== GOAL OF THE EXERCISE ==
Could you repeat these records with every "category-label" renamed to "section-label" and nothing else changed? Leave the pictures out.
---------- TASK MATERIAL
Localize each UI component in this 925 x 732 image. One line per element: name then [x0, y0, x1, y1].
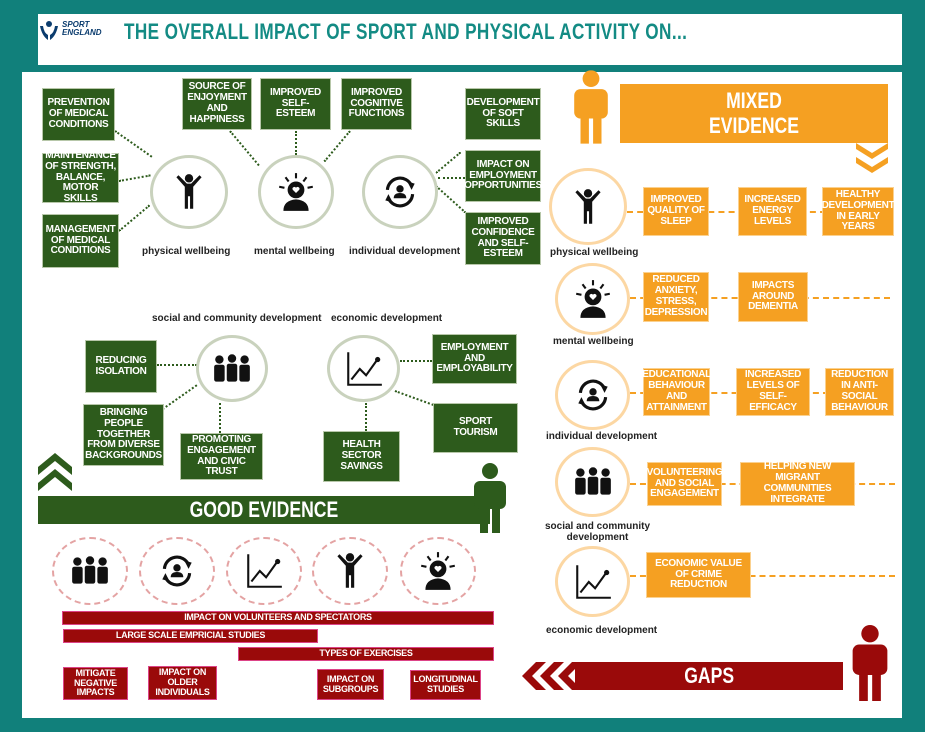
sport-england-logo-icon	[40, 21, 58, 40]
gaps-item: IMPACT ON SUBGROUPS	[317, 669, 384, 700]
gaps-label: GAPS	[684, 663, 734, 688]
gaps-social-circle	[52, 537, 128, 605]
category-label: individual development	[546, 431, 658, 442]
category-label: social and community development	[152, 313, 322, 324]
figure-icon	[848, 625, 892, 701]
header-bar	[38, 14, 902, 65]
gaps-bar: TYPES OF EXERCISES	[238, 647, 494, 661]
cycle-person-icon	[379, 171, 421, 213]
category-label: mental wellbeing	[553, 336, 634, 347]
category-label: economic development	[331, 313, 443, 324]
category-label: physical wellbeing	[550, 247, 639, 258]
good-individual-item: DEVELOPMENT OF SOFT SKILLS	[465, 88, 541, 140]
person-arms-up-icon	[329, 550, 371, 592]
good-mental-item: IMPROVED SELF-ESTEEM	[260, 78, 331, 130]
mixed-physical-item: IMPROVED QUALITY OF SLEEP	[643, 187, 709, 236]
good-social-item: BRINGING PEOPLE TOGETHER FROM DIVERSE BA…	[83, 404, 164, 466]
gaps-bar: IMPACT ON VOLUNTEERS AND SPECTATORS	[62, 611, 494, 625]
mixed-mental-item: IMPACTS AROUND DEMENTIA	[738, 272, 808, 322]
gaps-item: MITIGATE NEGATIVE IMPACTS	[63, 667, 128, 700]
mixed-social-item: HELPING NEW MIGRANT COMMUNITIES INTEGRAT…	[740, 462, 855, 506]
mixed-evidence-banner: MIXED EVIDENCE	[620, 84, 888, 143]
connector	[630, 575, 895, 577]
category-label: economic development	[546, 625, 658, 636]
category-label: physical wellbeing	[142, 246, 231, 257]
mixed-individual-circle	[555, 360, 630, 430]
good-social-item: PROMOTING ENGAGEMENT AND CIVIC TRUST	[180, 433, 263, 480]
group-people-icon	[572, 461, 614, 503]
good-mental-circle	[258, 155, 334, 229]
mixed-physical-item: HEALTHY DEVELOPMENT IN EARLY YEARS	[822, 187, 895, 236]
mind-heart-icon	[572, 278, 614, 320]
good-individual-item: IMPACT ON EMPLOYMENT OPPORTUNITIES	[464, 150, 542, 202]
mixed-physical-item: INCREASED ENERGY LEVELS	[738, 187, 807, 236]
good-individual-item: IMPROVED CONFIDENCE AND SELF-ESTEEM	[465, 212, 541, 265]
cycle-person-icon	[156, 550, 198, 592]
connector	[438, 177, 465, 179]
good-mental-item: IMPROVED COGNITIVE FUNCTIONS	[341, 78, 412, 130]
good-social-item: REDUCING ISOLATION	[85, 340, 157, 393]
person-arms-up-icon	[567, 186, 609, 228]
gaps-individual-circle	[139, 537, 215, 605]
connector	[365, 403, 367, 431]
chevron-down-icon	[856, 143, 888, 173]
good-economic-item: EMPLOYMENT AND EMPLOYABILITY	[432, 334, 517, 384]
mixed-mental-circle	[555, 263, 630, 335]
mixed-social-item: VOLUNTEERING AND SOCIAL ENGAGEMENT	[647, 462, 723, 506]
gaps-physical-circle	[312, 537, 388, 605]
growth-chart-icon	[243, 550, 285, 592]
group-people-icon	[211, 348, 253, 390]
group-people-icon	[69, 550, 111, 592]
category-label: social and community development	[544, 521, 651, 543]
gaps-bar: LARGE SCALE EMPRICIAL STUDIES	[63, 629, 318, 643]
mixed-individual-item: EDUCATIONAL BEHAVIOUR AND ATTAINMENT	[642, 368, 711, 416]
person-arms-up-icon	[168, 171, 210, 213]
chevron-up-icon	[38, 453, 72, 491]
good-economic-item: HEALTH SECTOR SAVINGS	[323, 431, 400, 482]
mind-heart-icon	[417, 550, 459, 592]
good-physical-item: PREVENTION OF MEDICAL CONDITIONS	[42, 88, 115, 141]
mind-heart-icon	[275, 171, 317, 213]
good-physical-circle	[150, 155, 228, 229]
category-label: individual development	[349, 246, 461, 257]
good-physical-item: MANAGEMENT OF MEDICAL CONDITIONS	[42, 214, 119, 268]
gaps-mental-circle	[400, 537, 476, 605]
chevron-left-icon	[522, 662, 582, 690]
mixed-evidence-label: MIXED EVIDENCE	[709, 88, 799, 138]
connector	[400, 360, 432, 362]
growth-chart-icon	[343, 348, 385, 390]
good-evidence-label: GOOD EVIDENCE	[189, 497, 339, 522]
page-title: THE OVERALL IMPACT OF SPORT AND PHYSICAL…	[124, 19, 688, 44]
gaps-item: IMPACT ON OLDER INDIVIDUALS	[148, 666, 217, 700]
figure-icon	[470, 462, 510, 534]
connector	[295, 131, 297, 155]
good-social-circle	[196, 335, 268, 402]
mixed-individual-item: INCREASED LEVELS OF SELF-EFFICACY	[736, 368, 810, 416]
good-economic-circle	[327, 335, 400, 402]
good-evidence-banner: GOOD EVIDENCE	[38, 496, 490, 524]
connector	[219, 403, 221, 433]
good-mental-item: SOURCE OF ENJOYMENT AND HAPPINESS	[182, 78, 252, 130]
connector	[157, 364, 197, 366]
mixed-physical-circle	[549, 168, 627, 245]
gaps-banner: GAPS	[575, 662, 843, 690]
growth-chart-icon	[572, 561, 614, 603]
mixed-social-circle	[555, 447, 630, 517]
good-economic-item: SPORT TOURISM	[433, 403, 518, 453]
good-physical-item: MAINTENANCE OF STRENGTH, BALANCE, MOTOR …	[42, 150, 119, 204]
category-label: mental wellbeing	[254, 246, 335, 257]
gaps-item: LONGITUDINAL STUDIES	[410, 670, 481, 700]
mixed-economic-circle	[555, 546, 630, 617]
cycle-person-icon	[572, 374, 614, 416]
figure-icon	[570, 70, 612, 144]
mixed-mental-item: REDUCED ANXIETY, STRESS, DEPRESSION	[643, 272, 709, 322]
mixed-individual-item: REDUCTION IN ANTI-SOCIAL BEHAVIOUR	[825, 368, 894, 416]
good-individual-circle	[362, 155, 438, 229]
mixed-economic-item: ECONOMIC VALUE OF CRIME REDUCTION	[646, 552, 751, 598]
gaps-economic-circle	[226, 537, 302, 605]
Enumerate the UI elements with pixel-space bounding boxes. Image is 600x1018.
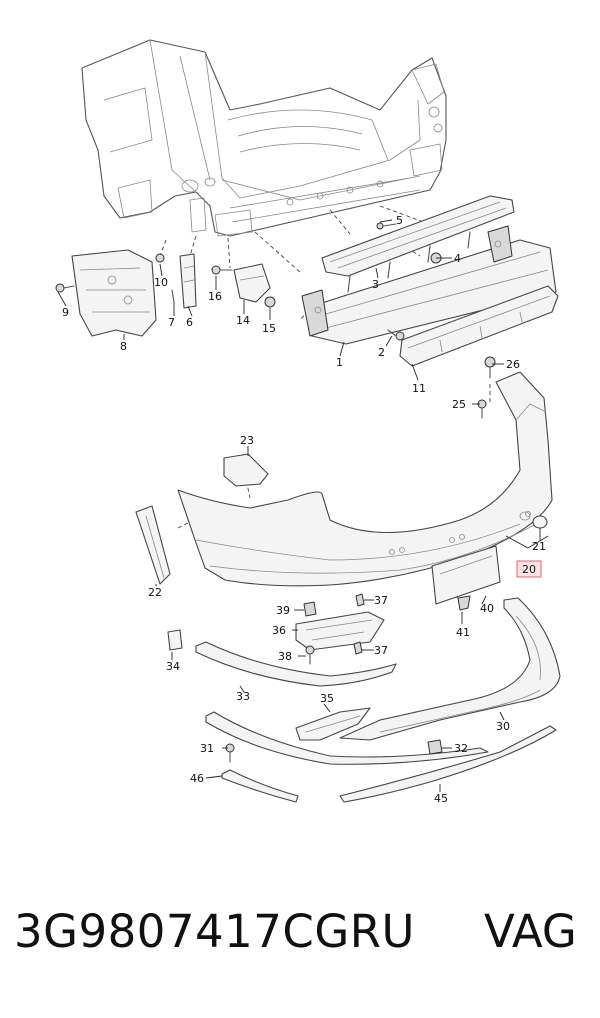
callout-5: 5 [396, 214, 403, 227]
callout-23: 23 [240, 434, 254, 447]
--------------------
== TASK ANSWER ==
Localize each UI component in this 925 x 732 image. One line per element: name then [x0, y0, x1, y1].
sport-england-logo-icon	[40, 21, 58, 40]
gaps-item: IMPACT ON SUBGROUPS	[317, 669, 384, 700]
gaps-label: GAPS	[684, 663, 734, 688]
gaps-social-circle	[52, 537, 128, 605]
section-label: individual development	[546, 431, 658, 442]
section-label: social and community development	[152, 313, 322, 324]
figure-icon	[848, 625, 892, 701]
header-bar	[38, 14, 902, 65]
gaps-bar: TYPES OF EXERCISES	[238, 647, 494, 661]
cycle-person-icon	[379, 171, 421, 213]
section-label: mental wellbeing	[553, 336, 634, 347]
section-label: economic development	[331, 313, 443, 324]
section-label: physical wellbeing	[550, 247, 639, 258]
good-individual-item: DEVELOPMENT OF SOFT SKILLS	[465, 88, 541, 140]
person-arms-up-icon	[329, 550, 371, 592]
good-mental-item: IMPROVED SELF-ESTEEM	[260, 78, 331, 130]
mixed-physical-item: IMPROVED QUALITY OF SLEEP	[643, 187, 709, 236]
good-social-item: BRINGING PEOPLE TOGETHER FROM DIVERSE BA…	[83, 404, 164, 466]
gaps-bar: IMPACT ON VOLUNTEERS AND SPECTATORS	[62, 611, 494, 625]
mixed-mental-item: IMPACTS AROUND DEMENTIA	[738, 272, 808, 322]
gaps-item: MITIGATE NEGATIVE IMPACTS	[63, 667, 128, 700]
mixed-social-item: HELPING NEW MIGRANT COMMUNITIES INTEGRAT…	[740, 462, 855, 506]
mixed-evidence-banner: MIXED EVIDENCE	[620, 84, 888, 143]
connector	[630, 575, 895, 577]
section-label: economic development	[546, 625, 658, 636]
section-label: physical wellbeing	[142, 246, 231, 257]
mixed-individual-circle	[555, 360, 630, 430]
good-social-item: PROMOTING ENGAGEMENT AND CIVIC TRUST	[180, 433, 263, 480]
group-people-icon	[572, 461, 614, 503]
good-mental-circle	[258, 155, 334, 229]
mixed-physical-item: HEALTHY DEVELOPMENT IN EARLY YEARS	[822, 187, 895, 236]
mind-heart-icon	[572, 278, 614, 320]
good-individual-item: IMPACT ON EMPLOYMENT OPPORTUNITIES	[464, 150, 542, 202]
mixed-physical-item: INCREASED ENERGY LEVELS	[738, 187, 807, 236]
good-individual-item: IMPROVED CONFIDENCE AND SELF-ESTEEM	[465, 212, 541, 265]
cycle-person-icon	[156, 550, 198, 592]
connector	[438, 177, 465, 179]
good-mental-item: IMPROVED COGNITIVE FUNCTIONS	[341, 78, 412, 130]
good-social-item: REDUCING ISOLATION	[85, 340, 157, 393]
person-arms-up-icon	[567, 186, 609, 228]
gaps-individual-circle	[139, 537, 215, 605]
connector	[365, 403, 367, 431]
chevron-down-icon	[856, 143, 888, 173]
good-economic-item: EMPLOYMENT AND EMPLOYABILITY	[432, 334, 517, 384]
mixed-mental-circle	[555, 263, 630, 335]
mixed-social-item: VOLUNTEERING AND SOCIAL ENGAGEMENT	[647, 462, 723, 506]
gaps-physical-circle	[312, 537, 388, 605]
growth-chart-icon	[243, 550, 285, 592]
group-people-icon	[211, 348, 253, 390]
group-people-icon	[69, 550, 111, 592]
section-label: social and community development	[544, 521, 651, 543]
gaps-bar: LARGE SCALE EMPRICIAL STUDIES	[63, 629, 318, 643]
mixed-individual-item: EDUCATIONAL BEHAVIOUR AND ATTAINMENT	[642, 368, 711, 416]
person-arms-up-icon	[168, 171, 210, 213]
chevron-up-icon	[38, 453, 72, 491]
good-economic-item: HEALTH SECTOR SAVINGS	[323, 431, 400, 482]
mind-heart-icon	[417, 550, 459, 592]
good-physical-item: PREVENTION OF MEDICAL CONDITIONS	[42, 88, 115, 141]
mind-heart-icon	[275, 171, 317, 213]
good-physical-circle	[150, 155, 228, 229]
section-label: individual development	[349, 246, 461, 257]
good-physical-item: MANAGEMENT OF MEDICAL CONDITIONS	[42, 214, 119, 268]
gaps-mental-circle	[400, 537, 476, 605]
chevron-left-icon	[522, 662, 582, 690]
mixed-evidence-label: MIXED EVIDENCE	[709, 88, 799, 138]
connector	[400, 360, 432, 362]
growth-chart-icon	[343, 348, 385, 390]
good-evidence-label: GOOD EVIDENCE	[189, 497, 339, 522]
page-title: THE OVERALL IMPACT OF SPORT AND PHYSICAL…	[124, 19, 688, 44]
gaps-item: IMPACT ON OLDER INDIVIDUALS	[148, 666, 217, 700]
figure-icon	[470, 462, 510, 534]
connector	[295, 131, 297, 155]
good-social-circle	[196, 335, 268, 402]
mixed-individual-item: INCREASED LEVELS OF SELF-EFFICACY	[736, 368, 810, 416]
good-economic-circle	[327, 335, 400, 402]
good-evidence-banner: GOOD EVIDENCE	[38, 496, 490, 524]
connector	[219, 403, 221, 433]
good-mental-item: SOURCE OF ENJOYMENT AND HAPPINESS	[182, 78, 252, 130]
connector	[157, 364, 197, 366]
mixed-physical-circle	[549, 168, 627, 245]
gaps-banner: GAPS	[575, 662, 843, 690]
growth-chart-icon	[572, 561, 614, 603]
mixed-social-circle	[555, 447, 630, 517]
good-economic-item: SPORT TOURISM	[433, 403, 518, 453]
good-physical-item: MAINTENANCE OF STRENGTH, BALANCE, MOTOR …	[42, 150, 119, 204]
section-label: mental wellbeing	[254, 246, 335, 257]
gaps-item: LONGITUDINAL STUDIES	[410, 670, 481, 700]
mixed-economic-circle	[555, 546, 630, 617]
cycle-person-icon	[572, 374, 614, 416]
figure-icon	[570, 70, 612, 144]
mixed-mental-item: REDUCED ANXIETY, STRESS, DEPRESSION	[643, 272, 709, 322]
mixed-individual-item: REDUCTION IN ANTI-SOCIAL BEHAVIOUR	[825, 368, 894, 416]
good-individual-circle	[362, 155, 438, 229]
mixed-economic-item: ECONOMIC VALUE OF CRIME REDUCTION	[646, 552, 751, 598]
gaps-economic-circle	[226, 537, 302, 605]
Enumerate the UI elements with pixel-space bounding boxes. Image is 600x1018.
callout-5: 5 [396, 214, 403, 227]
callout-23: 23 [240, 434, 254, 447]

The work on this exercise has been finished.